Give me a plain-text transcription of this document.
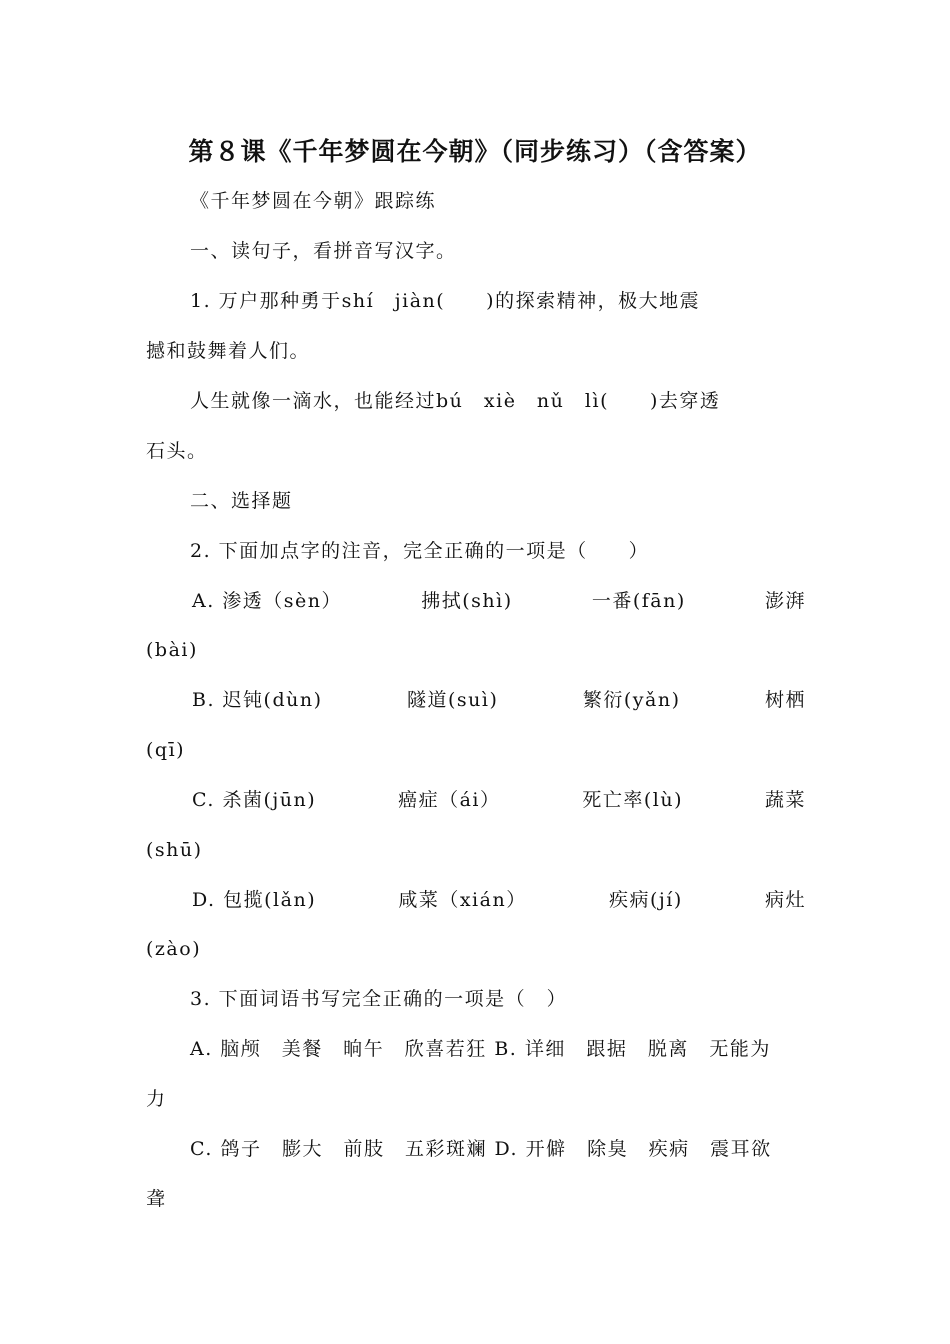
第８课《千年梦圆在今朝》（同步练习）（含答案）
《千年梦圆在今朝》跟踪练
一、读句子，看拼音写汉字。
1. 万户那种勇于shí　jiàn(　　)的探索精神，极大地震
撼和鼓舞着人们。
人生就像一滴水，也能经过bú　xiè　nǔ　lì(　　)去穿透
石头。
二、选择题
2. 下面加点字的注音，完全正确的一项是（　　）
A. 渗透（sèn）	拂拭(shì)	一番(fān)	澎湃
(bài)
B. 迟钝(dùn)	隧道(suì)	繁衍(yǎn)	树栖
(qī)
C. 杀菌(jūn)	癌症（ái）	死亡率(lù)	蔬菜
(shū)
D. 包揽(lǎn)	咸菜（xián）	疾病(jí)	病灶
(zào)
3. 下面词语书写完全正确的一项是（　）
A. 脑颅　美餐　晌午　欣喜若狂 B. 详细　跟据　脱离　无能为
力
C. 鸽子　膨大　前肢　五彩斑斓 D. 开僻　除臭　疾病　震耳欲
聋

^^^^^^^^^^^^^^^^

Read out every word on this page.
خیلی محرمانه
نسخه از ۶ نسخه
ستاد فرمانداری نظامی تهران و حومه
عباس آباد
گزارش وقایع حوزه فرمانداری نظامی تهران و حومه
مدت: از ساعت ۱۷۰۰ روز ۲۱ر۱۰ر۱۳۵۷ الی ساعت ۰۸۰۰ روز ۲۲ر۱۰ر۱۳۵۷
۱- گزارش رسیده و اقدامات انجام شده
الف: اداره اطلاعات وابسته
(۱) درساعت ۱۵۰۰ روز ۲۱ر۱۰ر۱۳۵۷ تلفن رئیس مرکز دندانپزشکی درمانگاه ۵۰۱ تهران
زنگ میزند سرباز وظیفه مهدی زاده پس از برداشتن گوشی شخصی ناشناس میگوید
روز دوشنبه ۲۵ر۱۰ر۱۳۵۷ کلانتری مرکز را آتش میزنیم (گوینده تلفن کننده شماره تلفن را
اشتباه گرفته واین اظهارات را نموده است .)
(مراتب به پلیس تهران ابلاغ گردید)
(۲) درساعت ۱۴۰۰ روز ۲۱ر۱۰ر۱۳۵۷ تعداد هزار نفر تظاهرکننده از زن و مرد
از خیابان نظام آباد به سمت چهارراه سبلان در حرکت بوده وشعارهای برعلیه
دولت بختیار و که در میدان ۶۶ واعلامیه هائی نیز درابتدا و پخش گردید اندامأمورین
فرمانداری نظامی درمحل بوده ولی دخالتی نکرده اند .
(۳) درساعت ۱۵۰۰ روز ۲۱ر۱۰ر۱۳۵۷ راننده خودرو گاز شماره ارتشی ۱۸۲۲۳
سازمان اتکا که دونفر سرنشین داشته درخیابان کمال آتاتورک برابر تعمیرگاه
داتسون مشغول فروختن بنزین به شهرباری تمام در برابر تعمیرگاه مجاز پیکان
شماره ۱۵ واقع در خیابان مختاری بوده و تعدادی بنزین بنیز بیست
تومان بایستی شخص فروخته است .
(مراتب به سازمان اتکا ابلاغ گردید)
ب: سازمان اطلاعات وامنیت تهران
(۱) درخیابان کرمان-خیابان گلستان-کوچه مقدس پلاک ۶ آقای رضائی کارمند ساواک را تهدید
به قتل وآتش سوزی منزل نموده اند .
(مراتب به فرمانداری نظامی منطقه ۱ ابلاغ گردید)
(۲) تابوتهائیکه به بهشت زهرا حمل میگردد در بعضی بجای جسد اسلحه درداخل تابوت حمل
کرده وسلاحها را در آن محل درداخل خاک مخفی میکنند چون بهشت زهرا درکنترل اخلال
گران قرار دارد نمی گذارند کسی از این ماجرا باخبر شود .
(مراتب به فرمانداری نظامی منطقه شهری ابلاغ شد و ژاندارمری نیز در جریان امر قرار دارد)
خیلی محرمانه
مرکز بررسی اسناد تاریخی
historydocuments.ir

^^^^^^^^^^^^^^^^

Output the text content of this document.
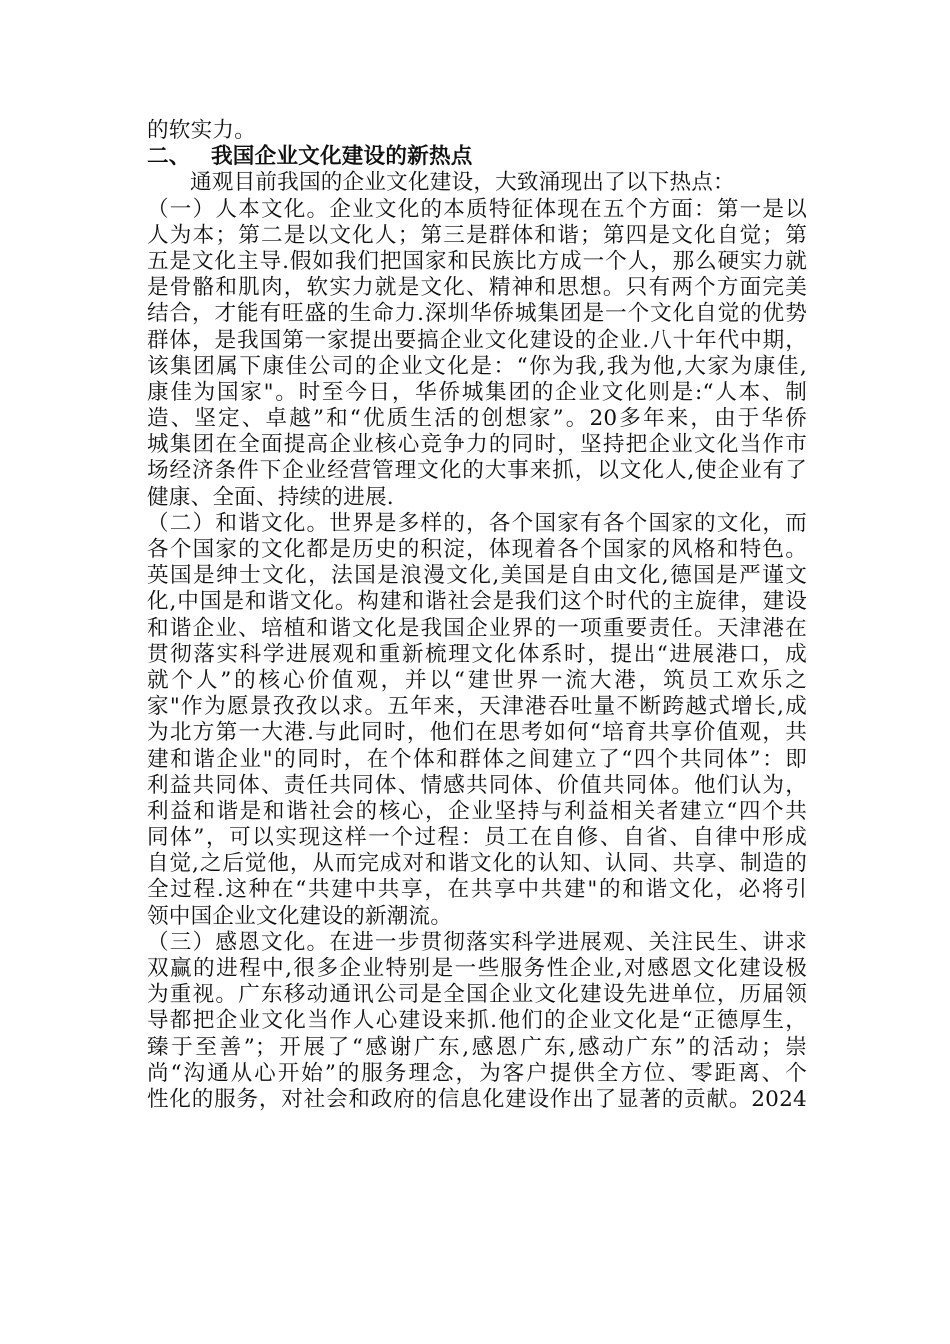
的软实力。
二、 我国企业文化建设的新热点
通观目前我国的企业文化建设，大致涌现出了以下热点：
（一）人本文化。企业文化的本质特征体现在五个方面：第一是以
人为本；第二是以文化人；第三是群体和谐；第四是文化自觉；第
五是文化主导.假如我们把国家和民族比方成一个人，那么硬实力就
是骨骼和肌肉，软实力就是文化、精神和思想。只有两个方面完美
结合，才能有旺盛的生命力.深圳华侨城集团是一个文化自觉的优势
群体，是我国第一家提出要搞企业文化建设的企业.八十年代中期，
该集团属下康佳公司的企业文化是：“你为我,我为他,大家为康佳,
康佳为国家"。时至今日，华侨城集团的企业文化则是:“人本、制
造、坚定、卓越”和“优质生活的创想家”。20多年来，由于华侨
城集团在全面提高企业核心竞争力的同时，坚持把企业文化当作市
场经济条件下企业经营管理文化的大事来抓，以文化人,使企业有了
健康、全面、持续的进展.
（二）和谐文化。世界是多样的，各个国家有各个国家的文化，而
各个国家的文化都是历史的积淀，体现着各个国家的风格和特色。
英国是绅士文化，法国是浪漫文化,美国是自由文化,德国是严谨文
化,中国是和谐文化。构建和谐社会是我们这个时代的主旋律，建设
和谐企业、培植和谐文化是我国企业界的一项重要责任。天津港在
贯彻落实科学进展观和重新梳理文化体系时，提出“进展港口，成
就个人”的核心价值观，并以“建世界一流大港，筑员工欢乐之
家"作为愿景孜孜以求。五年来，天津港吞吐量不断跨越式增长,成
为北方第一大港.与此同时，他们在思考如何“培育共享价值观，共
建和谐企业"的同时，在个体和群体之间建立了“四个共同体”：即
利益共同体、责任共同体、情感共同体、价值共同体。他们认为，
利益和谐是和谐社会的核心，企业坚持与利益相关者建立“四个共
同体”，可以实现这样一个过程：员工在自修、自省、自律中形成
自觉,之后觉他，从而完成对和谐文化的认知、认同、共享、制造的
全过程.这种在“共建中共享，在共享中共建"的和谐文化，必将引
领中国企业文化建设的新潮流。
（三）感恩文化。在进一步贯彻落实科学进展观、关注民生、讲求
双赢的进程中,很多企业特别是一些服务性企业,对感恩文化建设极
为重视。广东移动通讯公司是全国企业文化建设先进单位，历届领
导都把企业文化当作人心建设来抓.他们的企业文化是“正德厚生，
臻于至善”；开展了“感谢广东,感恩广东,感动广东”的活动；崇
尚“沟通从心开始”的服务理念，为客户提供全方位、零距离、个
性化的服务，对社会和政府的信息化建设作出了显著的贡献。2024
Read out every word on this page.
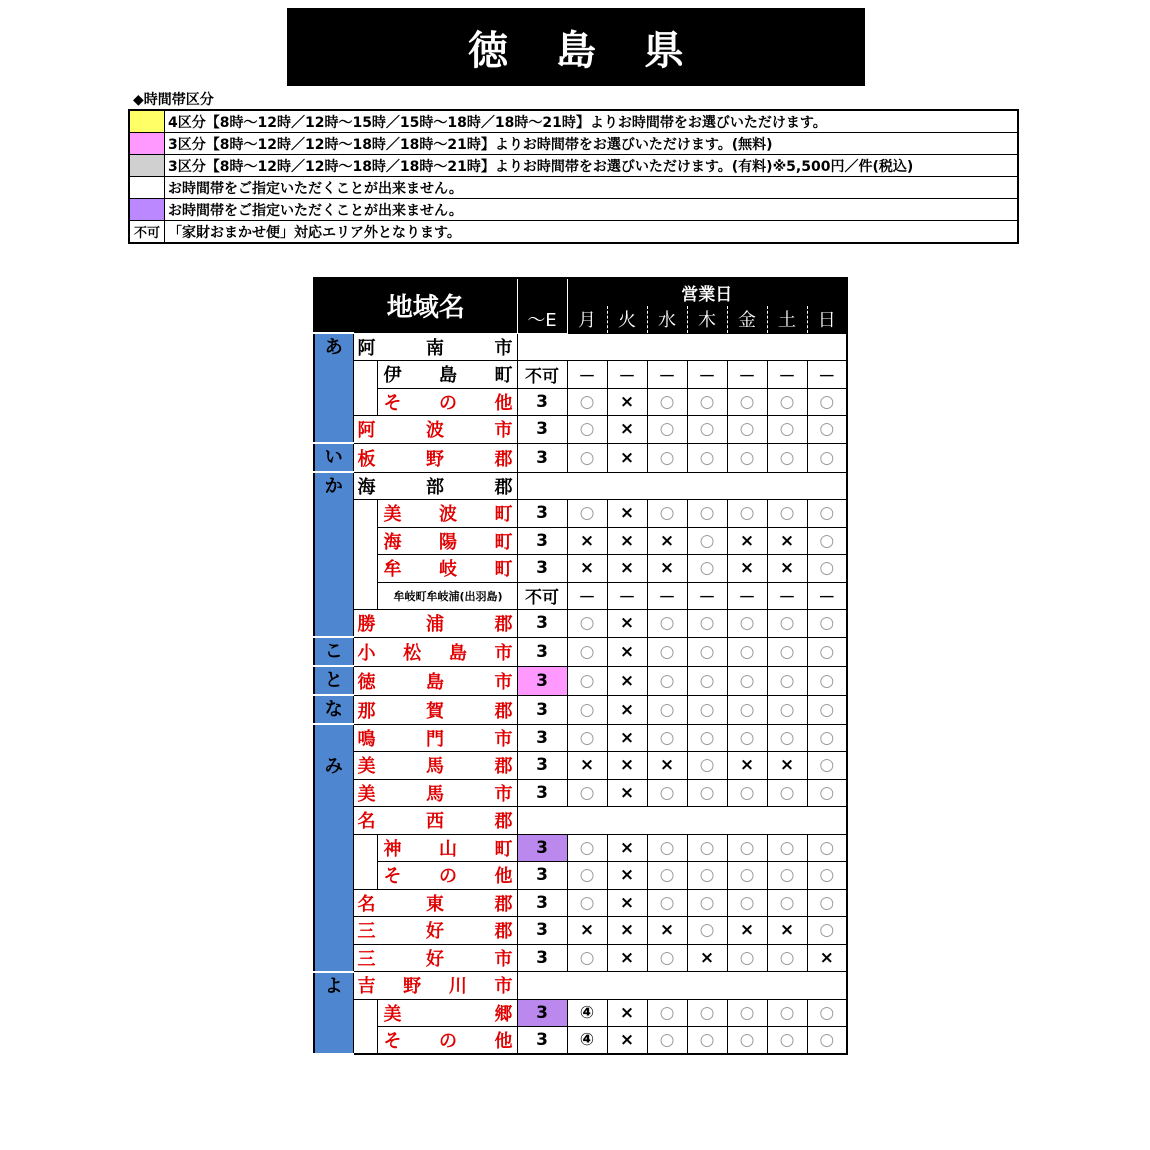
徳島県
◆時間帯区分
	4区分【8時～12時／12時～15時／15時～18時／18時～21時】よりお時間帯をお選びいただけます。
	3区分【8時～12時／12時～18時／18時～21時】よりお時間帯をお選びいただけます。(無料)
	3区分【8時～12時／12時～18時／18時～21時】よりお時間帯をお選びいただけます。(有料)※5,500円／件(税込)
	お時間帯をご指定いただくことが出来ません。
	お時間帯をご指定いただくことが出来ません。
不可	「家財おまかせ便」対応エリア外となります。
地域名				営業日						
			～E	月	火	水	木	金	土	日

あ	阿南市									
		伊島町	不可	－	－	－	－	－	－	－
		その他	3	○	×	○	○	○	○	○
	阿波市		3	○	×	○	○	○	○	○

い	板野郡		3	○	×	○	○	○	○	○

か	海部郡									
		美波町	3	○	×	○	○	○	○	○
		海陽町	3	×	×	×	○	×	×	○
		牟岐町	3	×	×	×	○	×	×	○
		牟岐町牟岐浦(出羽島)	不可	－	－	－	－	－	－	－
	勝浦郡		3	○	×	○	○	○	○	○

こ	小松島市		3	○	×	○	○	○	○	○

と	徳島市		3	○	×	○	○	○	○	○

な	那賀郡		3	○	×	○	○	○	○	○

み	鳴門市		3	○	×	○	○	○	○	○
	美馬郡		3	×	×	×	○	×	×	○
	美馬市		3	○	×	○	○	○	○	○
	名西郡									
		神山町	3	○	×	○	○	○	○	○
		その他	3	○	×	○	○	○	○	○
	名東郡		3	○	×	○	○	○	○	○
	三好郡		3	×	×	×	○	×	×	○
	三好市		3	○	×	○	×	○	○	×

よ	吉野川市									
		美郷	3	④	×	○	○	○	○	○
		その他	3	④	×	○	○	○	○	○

^^^^^^^^^^^^^^^^

> GIVEN REQUEST
Pick every line with "منطقه" in it and copy it.

> RESPONSE BELOW
(مراتب به فرمانداری نظامی منطقه ۱ ابلاغ گردید)
(مراتب به فرمانداری نظامی منطقه شهری ابلاغ شد و ژاندارمری نیز در جریان امر قرار دارد)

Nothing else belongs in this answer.